| Objective |
Please gather every row below that contains the string "series" and copy each of those rows in full.
Begin Supplied material
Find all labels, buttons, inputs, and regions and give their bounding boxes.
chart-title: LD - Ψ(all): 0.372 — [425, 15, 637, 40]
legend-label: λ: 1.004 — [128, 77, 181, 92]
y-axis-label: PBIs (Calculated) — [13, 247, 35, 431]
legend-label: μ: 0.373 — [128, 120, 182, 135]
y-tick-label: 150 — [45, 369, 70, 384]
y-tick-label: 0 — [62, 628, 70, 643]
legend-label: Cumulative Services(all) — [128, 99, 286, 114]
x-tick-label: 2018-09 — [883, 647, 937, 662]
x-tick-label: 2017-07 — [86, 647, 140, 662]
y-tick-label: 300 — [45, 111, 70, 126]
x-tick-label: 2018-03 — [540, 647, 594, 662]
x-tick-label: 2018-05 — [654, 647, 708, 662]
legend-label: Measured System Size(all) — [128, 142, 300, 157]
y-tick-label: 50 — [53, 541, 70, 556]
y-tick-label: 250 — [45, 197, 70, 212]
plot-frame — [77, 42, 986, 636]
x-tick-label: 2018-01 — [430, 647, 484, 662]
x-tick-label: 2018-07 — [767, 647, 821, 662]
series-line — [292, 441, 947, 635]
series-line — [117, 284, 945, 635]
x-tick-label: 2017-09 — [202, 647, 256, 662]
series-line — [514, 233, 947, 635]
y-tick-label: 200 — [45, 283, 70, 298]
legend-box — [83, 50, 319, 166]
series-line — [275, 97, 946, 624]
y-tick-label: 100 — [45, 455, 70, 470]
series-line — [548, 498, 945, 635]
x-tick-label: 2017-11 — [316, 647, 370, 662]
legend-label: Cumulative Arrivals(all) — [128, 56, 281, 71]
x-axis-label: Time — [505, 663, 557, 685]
End Supplied material
| Task answer |
series-line — [292, 441, 947, 635]
series-line — [117, 284, 945, 635]
series-line — [514, 233, 947, 635]
series-line — [275, 97, 946, 624]
series-line — [548, 498, 945, 635]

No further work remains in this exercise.